(What the task requires)
Your task is to copy the listing exactly, with the pictures left out.

Records excerpted from a collection
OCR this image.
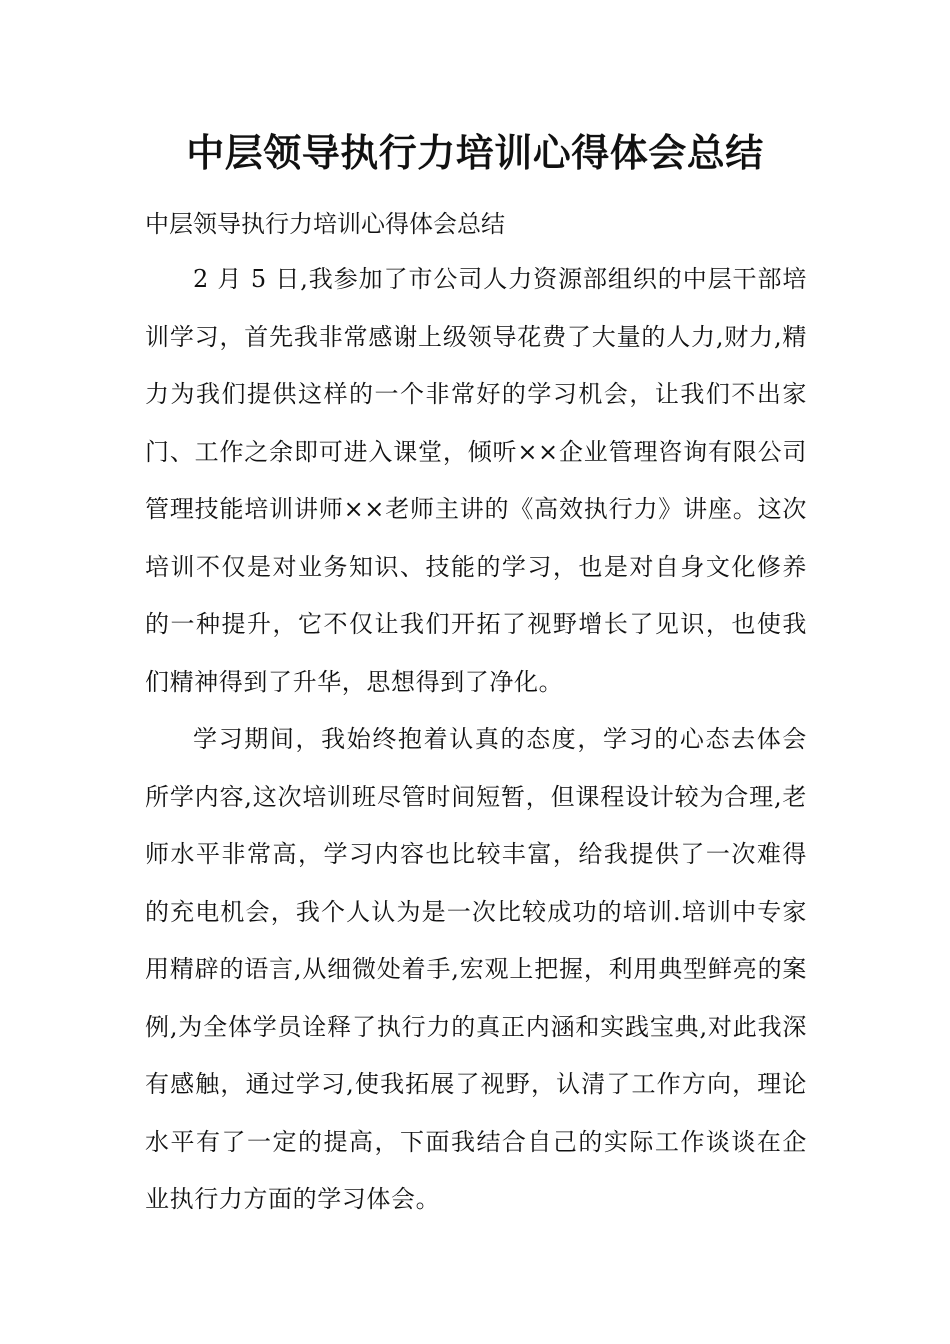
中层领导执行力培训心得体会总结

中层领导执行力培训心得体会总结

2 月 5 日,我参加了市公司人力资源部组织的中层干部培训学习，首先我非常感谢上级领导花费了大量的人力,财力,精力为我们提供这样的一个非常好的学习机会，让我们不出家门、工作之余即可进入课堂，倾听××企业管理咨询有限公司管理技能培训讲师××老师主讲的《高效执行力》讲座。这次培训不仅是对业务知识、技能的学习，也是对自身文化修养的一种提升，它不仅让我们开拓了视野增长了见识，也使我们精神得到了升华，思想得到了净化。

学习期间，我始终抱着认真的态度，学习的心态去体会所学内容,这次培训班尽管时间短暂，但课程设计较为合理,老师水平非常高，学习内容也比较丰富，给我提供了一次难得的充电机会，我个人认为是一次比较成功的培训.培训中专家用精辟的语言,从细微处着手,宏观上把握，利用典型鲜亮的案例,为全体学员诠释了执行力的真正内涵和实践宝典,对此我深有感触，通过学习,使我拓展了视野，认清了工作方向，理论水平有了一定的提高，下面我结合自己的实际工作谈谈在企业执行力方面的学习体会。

(Completed task)
OCR this image.
中层领导执行力培训心得体会总结

中层领导执行力培训心得体会总结

2 月 5 日,我参加了市公司人力资源部组织的中层干部培训学习，首先我非常感谢上级领导花费了大量的人力,财力,精力为我们提供这样的一个非常好的学习机会，让我们不出家门、工作之余即可进入课堂，倾听××企业管理咨询有限公司管理技能培训讲师××老师主讲的《高效执行力》讲座。这次培训不仅是对业务知识、技能的学习，也是对自身文化修养的一种提升，它不仅让我们开拓了视野增长了见识，也使我们精神得到了升华，思想得到了净化。

学习期间，我始终抱着认真的态度，学习的心态去体会所学内容,这次培训班尽管时间短暂，但课程设计较为合理,老师水平非常高，学习内容也比较丰富，给我提供了一次难得的充电机会，我个人认为是一次比较成功的培训.培训中专家用精辟的语言,从细微处着手,宏观上把握，利用典型鲜亮的案例,为全体学员诠释了执行力的真正内涵和实践宝典,对此我深有感触，通过学习,使我拓展了视野，认清了工作方向，理论水平有了一定的提高，下面我结合自己的实际工作谈谈在企业执行力方面的学习体会。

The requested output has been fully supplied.